* **Your instructions**: Return all lines with the word "program" in them.

* **Input for this task**:
Begin

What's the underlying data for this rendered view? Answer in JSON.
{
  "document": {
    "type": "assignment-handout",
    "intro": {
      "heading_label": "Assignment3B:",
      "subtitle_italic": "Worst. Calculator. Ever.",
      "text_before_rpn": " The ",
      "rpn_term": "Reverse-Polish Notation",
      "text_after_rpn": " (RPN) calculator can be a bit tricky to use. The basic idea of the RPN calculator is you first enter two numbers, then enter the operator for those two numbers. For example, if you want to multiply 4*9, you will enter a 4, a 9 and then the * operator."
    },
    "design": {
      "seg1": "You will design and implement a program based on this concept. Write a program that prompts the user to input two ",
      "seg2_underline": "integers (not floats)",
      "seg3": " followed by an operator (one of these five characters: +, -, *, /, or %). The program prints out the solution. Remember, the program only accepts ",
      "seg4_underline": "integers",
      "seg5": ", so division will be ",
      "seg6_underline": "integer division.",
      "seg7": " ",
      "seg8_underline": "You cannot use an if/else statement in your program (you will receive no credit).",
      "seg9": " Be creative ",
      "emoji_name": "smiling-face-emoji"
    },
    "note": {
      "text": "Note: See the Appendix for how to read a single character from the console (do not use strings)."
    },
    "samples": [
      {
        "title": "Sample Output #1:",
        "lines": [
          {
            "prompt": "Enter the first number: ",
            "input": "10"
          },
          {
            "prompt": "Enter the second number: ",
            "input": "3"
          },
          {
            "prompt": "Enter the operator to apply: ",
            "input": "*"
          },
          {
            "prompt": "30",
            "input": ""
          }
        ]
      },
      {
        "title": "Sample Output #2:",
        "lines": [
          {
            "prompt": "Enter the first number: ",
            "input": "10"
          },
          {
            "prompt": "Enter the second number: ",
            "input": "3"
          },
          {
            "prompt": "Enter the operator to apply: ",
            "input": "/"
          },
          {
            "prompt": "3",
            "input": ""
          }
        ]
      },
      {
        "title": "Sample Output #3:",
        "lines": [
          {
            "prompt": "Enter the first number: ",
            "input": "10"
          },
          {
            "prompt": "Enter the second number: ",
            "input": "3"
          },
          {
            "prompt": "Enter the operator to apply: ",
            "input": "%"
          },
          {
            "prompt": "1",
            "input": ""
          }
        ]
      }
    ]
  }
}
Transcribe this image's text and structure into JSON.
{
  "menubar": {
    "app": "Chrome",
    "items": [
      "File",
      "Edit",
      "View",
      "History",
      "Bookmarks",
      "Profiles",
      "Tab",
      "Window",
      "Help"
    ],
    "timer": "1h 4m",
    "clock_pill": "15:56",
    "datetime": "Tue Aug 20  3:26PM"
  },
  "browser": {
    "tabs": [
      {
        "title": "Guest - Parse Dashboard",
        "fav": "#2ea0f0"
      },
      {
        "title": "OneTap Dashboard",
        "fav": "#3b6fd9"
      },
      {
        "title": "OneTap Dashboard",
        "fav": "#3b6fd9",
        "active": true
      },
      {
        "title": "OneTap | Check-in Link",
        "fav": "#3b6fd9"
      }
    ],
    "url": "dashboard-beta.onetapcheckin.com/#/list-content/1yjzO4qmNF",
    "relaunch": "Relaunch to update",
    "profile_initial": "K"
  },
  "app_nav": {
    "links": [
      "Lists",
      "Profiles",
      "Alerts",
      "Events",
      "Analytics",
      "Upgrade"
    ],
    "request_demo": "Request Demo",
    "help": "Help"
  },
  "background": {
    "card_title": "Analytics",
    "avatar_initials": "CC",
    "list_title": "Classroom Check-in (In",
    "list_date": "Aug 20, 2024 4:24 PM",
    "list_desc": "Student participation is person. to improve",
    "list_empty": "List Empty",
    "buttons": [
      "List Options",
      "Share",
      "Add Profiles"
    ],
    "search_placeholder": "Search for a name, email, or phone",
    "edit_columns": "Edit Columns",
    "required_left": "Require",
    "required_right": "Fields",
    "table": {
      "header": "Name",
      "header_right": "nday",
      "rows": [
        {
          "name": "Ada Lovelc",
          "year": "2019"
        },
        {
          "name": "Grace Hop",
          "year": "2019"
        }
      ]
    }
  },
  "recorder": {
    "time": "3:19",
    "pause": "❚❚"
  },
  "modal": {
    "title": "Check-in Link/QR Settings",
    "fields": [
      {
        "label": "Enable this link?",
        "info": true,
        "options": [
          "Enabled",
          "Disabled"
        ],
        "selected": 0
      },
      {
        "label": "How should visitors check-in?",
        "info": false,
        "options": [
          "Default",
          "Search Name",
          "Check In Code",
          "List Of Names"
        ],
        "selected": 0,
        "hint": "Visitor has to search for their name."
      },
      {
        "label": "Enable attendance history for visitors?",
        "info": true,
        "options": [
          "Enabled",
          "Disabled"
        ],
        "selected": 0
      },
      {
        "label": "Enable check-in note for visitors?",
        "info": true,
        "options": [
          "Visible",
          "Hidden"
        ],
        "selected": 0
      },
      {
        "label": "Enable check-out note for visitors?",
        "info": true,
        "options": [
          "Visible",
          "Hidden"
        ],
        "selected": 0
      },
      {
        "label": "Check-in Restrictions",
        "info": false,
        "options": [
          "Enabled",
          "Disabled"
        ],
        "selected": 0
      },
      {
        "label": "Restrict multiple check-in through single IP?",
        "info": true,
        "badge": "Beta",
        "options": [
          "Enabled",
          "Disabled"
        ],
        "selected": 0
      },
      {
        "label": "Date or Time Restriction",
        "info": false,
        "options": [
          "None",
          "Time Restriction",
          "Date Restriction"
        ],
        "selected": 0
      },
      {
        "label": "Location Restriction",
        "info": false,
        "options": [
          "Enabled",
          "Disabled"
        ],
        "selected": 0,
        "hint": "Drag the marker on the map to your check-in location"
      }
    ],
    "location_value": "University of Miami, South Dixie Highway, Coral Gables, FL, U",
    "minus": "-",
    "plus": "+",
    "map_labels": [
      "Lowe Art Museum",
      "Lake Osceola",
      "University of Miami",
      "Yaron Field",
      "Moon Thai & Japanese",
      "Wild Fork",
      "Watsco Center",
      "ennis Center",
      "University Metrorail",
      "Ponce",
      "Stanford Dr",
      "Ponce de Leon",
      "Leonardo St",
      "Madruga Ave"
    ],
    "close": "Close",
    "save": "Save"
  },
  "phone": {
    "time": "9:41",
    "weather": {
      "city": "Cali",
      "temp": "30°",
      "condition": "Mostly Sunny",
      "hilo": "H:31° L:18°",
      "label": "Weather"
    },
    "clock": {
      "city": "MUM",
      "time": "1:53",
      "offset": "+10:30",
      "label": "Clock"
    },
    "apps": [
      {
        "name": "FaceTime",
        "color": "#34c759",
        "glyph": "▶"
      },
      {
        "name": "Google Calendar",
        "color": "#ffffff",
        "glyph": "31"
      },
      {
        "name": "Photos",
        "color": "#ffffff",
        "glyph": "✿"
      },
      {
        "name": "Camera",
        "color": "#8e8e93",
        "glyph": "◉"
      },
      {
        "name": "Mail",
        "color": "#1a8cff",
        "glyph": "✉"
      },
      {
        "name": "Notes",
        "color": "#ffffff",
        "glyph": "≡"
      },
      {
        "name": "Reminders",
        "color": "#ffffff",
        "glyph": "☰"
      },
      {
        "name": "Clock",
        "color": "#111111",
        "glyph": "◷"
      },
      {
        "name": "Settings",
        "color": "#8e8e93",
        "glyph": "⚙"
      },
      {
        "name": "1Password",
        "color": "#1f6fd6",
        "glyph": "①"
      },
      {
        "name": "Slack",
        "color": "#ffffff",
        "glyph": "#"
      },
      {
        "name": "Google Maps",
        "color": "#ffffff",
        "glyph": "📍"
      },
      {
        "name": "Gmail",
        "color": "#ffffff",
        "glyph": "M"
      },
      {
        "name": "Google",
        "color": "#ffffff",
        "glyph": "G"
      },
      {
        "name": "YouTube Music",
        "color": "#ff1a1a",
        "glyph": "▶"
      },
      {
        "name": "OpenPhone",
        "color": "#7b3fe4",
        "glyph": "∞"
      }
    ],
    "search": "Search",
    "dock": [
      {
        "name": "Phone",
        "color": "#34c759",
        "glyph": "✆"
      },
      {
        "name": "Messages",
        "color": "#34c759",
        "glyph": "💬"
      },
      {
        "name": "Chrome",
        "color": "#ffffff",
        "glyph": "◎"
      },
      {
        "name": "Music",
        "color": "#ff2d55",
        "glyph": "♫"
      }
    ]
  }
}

End

* **Response for this exercise**:
      "seg1": "You will design and implement a program based on this concept. Write a program that prompts the user to input two ",
      "seg3": " followed by an operator (one of these five characters: +, -, *, /, or %). The program prints out the solution. Remember, the program only accepts ",
      "seg8_underline": "You cannot use an if/else statement in your program (you will receive no credit).",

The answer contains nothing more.